Task requirements:
Give every entry again, unchanged, and leave its images out.

Material provided:
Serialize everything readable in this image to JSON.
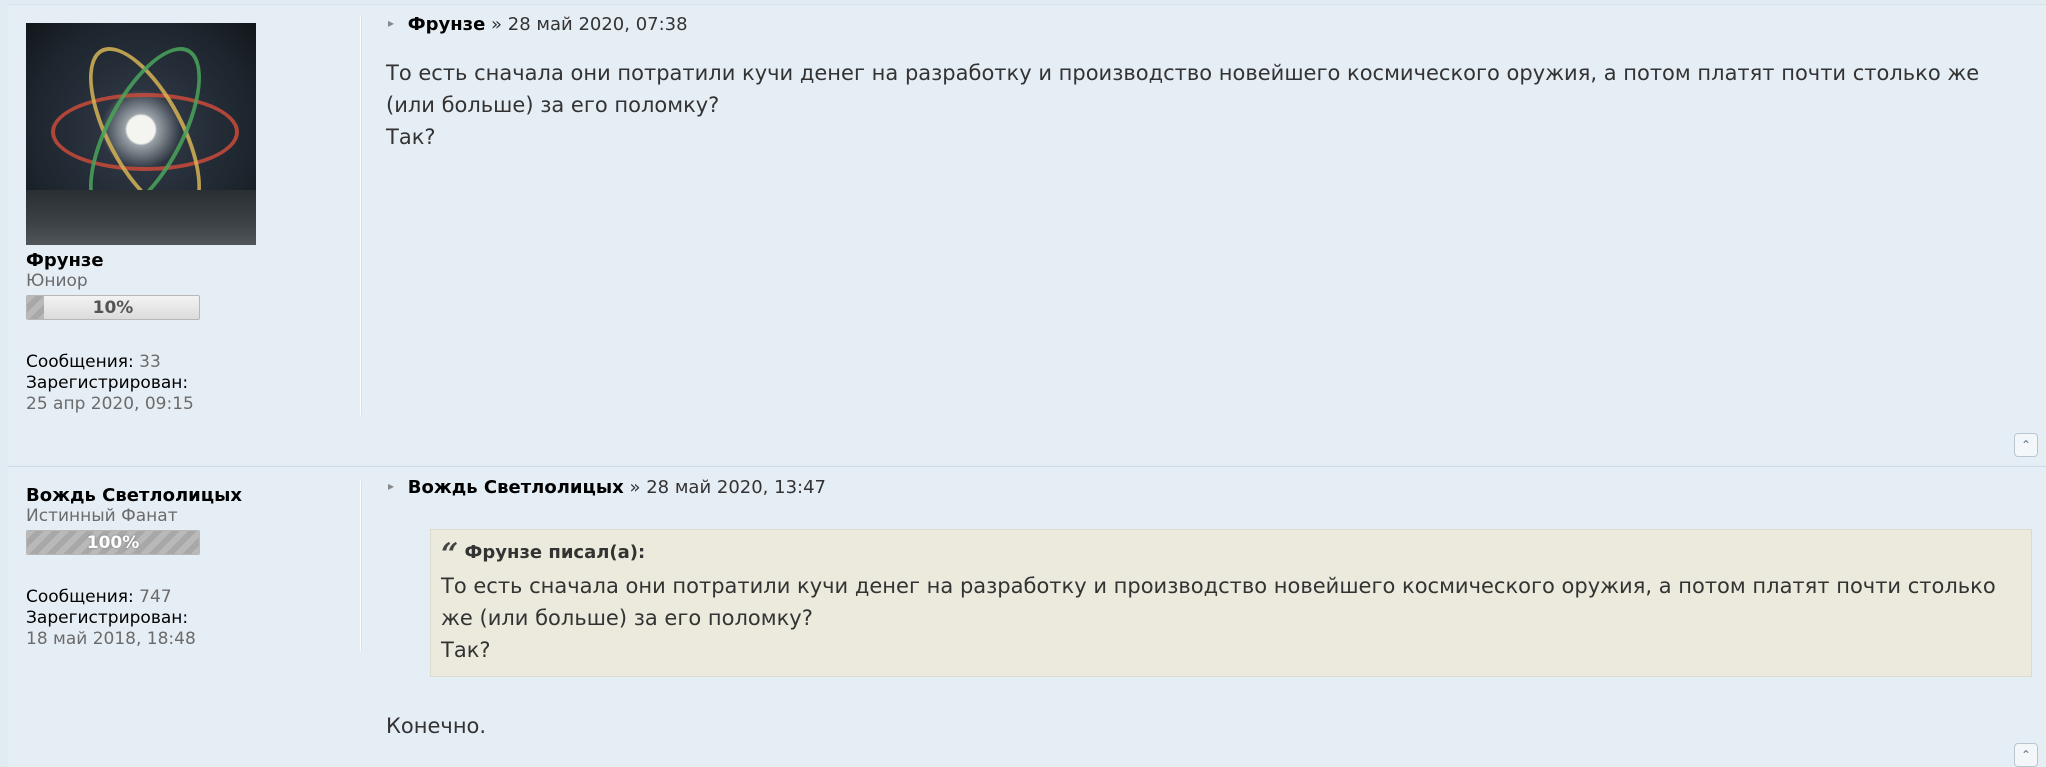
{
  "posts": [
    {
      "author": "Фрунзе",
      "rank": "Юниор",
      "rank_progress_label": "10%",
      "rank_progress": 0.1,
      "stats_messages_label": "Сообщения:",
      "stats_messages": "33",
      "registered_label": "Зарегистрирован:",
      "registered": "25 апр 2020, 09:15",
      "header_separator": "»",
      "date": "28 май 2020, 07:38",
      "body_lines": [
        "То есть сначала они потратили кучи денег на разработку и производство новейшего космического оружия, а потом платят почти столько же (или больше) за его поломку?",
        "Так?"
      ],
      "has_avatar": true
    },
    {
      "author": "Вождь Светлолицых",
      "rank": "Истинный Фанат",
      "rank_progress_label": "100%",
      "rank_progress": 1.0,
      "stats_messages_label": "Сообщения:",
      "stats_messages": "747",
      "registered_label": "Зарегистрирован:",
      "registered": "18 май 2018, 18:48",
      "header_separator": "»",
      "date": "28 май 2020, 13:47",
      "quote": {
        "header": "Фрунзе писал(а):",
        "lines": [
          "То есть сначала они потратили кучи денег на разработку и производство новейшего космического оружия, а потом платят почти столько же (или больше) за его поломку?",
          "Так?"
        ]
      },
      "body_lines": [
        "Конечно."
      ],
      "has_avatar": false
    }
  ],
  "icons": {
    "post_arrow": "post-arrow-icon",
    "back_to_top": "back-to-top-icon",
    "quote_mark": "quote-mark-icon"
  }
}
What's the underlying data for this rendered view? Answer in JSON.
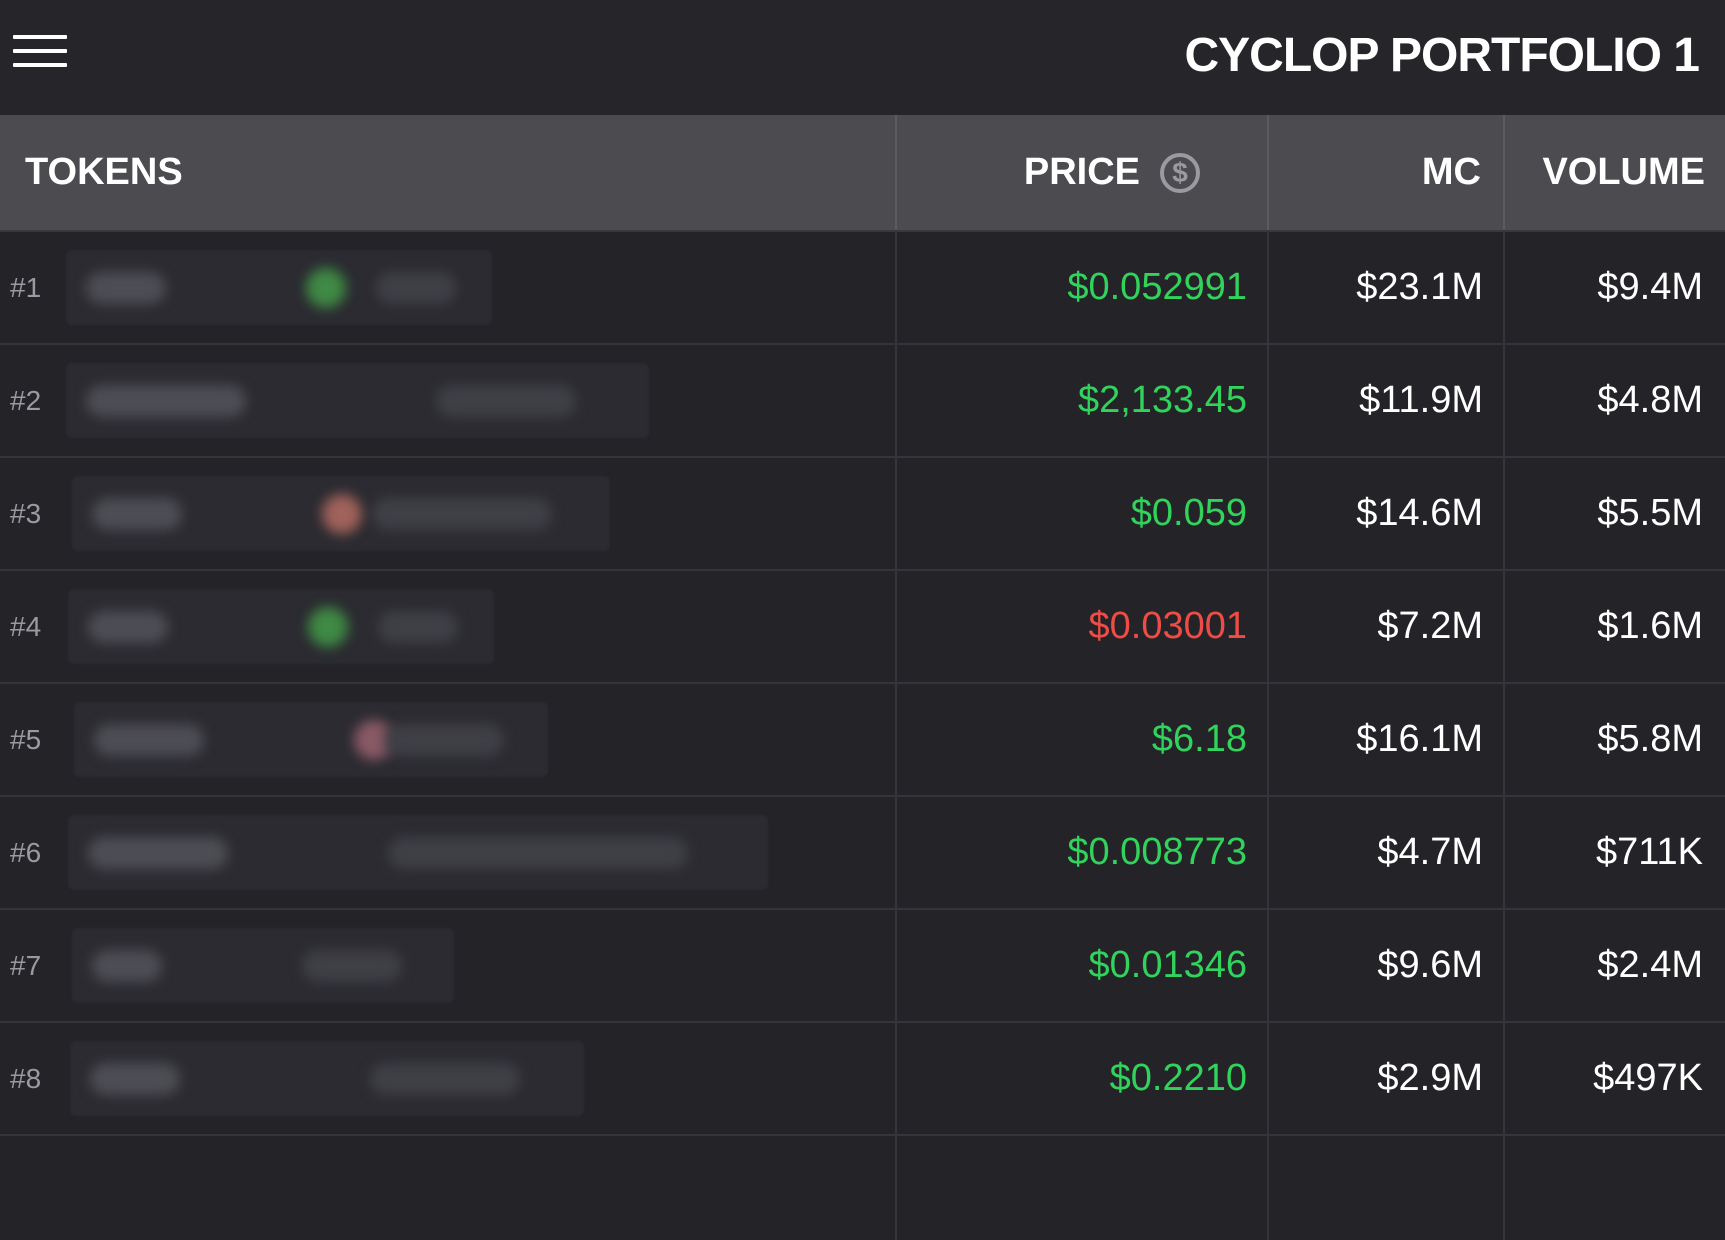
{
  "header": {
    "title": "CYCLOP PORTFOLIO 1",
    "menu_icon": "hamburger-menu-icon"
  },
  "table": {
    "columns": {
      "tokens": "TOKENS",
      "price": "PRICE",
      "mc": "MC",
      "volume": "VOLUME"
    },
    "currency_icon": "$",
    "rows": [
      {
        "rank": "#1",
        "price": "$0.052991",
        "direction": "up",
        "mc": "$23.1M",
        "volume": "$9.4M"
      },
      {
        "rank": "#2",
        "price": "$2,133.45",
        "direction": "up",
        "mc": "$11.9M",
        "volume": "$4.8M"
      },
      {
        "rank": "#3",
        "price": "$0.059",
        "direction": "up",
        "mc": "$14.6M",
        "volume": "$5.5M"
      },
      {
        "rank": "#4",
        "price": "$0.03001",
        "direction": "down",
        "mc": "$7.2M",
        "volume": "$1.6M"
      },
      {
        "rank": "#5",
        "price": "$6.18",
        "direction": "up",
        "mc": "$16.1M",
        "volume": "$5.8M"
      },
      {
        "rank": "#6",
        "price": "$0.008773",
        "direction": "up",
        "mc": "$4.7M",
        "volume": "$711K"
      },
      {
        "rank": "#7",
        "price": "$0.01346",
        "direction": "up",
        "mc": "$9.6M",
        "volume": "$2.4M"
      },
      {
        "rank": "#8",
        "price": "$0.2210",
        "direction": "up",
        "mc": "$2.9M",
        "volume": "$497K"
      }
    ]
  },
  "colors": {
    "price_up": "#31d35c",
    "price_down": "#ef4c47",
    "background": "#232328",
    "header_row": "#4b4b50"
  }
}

Solution to the exercise:
Serialize everything readable in this image to JSON.
{
  "posts": [
    {
      "author": "Фрунзе",
      "rank": "Юниор",
      "rank_progress_label": "10%",
      "rank_progress": 0.1,
      "stats_messages_label": "Сообщения:",
      "stats_messages": "33",
      "registered_label": "Зарегистрирован:",
      "registered": "25 апр 2020, 09:15",
      "header_separator": "»",
      "date": "28 май 2020, 07:38",
      "body_lines": [
        "То есть сначала они потратили кучи денег на разработку и производство новейшего космического оружия, а потом платят почти столько же (или больше) за его поломку?",
        "Так?"
      ],
      "has_avatar": true
    },
    {
      "author": "Вождь Светлолицых",
      "rank": "Истинный Фанат",
      "rank_progress_label": "100%",
      "rank_progress": 1.0,
      "stats_messages_label": "Сообщения:",
      "stats_messages": "747",
      "registered_label": "Зарегистрирован:",
      "registered": "18 май 2018, 18:48",
      "header_separator": "»",
      "date": "28 май 2020, 13:47",
      "quote": {
        "header": "Фрунзе писал(а):",
        "lines": [
          "То есть сначала они потратили кучи денег на разработку и производство новейшего космического оружия, а потом платят почти столько же (или больше) за его поломку?",
          "Так?"
        ]
      },
      "body_lines": [
        "Конечно."
      ],
      "has_avatar": false
    }
  ],
  "icons": {
    "post_arrow": "post-arrow-icon",
    "back_to_top": "back-to-top-icon",
    "quote_mark": "quote-mark-icon"
  }
}
What's the underlying data for this rendered view? Answer in JSON.
{
  "header": {
    "title": "CYCLOP PORTFOLIO 1",
    "menu_icon": "hamburger-menu-icon"
  },
  "table": {
    "columns": {
      "tokens": "TOKENS",
      "price": "PRICE",
      "mc": "MC",
      "volume": "VOLUME"
    },
    "currency_icon": "$",
    "rows": [
      {
        "rank": "#1",
        "price": "$0.052991",
        "direction": "up",
        "mc": "$23.1M",
        "volume": "$9.4M"
      },
      {
        "rank": "#2",
        "price": "$2,133.45",
        "direction": "up",
        "mc": "$11.9M",
        "volume": "$4.8M"
      },
      {
        "rank": "#3",
        "price": "$0.059",
        "direction": "up",
        "mc": "$14.6M",
        "volume": "$5.5M"
      },
      {
        "rank": "#4",
        "price": "$0.03001",
        "direction": "down",
        "mc": "$7.2M",
        "volume": "$1.6M"
      },
      {
        "rank": "#5",
        "price": "$6.18",
        "direction": "up",
        "mc": "$16.1M",
        "volume": "$5.8M"
      },
      {
        "rank": "#6",
        "price": "$0.008773",
        "direction": "up",
        "mc": "$4.7M",
        "volume": "$711K"
      },
      {
        "rank": "#7",
        "price": "$0.01346",
        "direction": "up",
        "mc": "$9.6M",
        "volume": "$2.4M"
      },
      {
        "rank": "#8",
        "price": "$0.2210",
        "direction": "up",
        "mc": "$2.9M",
        "volume": "$497K"
      }
    ]
  },
  "colors": {
    "price_up": "#31d35c",
    "price_down": "#ef4c47",
    "background": "#232328",
    "header_row": "#4b4b50"
  }
}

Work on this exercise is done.